# EXCERPTED RECORDS:
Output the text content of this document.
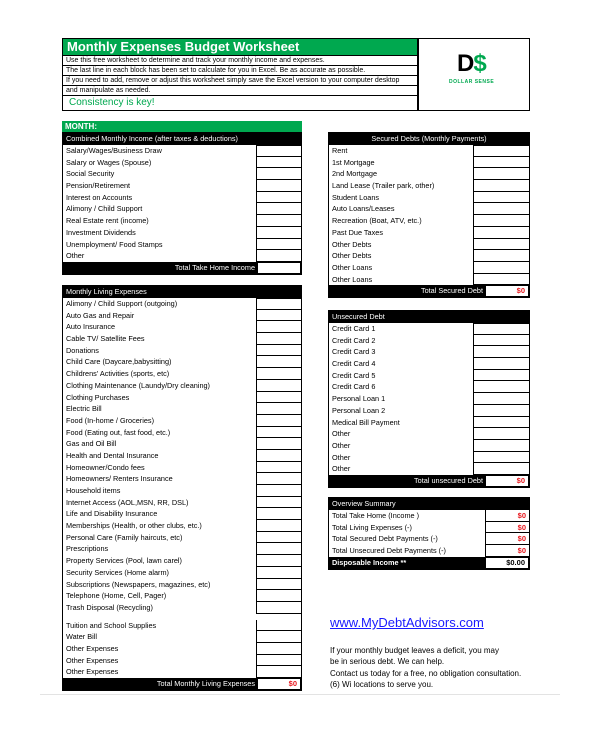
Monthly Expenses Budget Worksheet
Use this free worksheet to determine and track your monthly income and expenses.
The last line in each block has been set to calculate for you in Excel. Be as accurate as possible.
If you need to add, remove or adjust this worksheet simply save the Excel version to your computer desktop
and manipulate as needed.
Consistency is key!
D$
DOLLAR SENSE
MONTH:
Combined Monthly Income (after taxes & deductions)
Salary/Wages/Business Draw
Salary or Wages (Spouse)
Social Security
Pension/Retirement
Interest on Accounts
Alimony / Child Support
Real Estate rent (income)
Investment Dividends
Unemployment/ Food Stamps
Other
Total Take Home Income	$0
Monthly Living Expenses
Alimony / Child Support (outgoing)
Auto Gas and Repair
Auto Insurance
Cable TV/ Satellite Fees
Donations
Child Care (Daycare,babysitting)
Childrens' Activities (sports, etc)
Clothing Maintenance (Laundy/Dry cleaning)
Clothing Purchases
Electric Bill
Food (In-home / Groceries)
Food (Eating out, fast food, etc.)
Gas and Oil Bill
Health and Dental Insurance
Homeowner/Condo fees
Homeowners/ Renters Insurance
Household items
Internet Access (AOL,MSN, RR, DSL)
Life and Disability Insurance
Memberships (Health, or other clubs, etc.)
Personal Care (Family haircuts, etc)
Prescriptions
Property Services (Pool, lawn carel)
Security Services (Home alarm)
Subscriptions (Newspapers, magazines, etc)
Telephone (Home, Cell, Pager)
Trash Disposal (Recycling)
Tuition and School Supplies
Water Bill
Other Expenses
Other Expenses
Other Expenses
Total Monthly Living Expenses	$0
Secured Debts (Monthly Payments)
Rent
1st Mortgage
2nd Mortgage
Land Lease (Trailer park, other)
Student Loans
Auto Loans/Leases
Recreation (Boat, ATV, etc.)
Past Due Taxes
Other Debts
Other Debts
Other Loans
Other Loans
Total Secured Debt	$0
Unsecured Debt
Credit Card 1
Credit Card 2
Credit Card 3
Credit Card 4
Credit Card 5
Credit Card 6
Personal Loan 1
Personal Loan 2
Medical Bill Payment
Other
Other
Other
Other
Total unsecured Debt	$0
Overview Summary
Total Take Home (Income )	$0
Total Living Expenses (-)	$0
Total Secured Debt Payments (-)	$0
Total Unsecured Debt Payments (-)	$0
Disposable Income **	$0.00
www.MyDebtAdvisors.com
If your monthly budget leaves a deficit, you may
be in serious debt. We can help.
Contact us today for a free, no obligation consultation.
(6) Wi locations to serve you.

# SET EXERCISE:
Every record gets retyped exactly; no picture goes into the copy.

# TASK OUTPUT:
Output the text content of this document.
Monthly Expenses Budget Worksheet
Use this free worksheet to determine and track your monthly income and expenses.
The last line in each block has been set to calculate for you in Excel. Be as accurate as possible.
If you need to add, remove or adjust this worksheet simply save the Excel version to your computer desktop
and manipulate as needed.
Consistency is key!
D$
DOLLAR SENSE
MONTH:
Combined Monthly Income (after taxes & deductions)
Salary/Wages/Business Draw
Salary or Wages (Spouse)
Social Security
Pension/Retirement
Interest on Accounts
Alimony / Child Support
Real Estate rent (income)
Investment Dividends
Unemployment/ Food Stamps
Other
Total Take Home Income	$0
Monthly Living Expenses
Alimony / Child Support (outgoing)
Auto Gas and Repair
Auto Insurance
Cable TV/ Satellite Fees
Donations
Child Care (Daycare,babysitting)
Childrens' Activities (sports, etc)
Clothing Maintenance (Laundy/Dry cleaning)
Clothing Purchases
Electric Bill
Food (In-home / Groceries)
Food (Eating out, fast food, etc.)
Gas and Oil Bill
Health and Dental Insurance
Homeowner/Condo fees
Homeowners/ Renters Insurance
Household items
Internet Access (AOL,MSN, RR, DSL)
Life and Disability Insurance
Memberships (Health, or other clubs, etc.)
Personal Care (Family haircuts, etc)
Prescriptions
Property Services (Pool, lawn carel)
Security Services (Home alarm)
Subscriptions (Newspapers, magazines, etc)
Telephone (Home, Cell, Pager)
Trash Disposal (Recycling)
Tuition and School Supplies
Water Bill
Other Expenses
Other Expenses
Other Expenses
Total Monthly Living Expenses	$0
Secured Debts (Monthly Payments)
Rent
1st Mortgage
2nd Mortgage
Land Lease (Trailer park, other)
Student Loans
Auto Loans/Leases
Recreation (Boat, ATV, etc.)
Past Due Taxes
Other Debts
Other Debts
Other Loans
Other Loans
Total Secured Debt	$0
Unsecured Debt
Credit Card 1
Credit Card 2
Credit Card 3
Credit Card 4
Credit Card 5
Credit Card 6
Personal Loan 1
Personal Loan 2
Medical Bill Payment
Other
Other
Other
Other
Total unsecured Debt	$0
Overview Summary
Total Take Home (Income )	$0
Total Living Expenses (-)	$0
Total Secured Debt Payments (-)	$0
Total Unsecured Debt Payments (-)	$0
Disposable Income **	$0.00
www.MyDebtAdvisors.com
If your monthly budget leaves a deficit, you may
be in serious debt. We can help.
Contact us today for a free, no obligation consultation.
(6) Wi locations to serve you.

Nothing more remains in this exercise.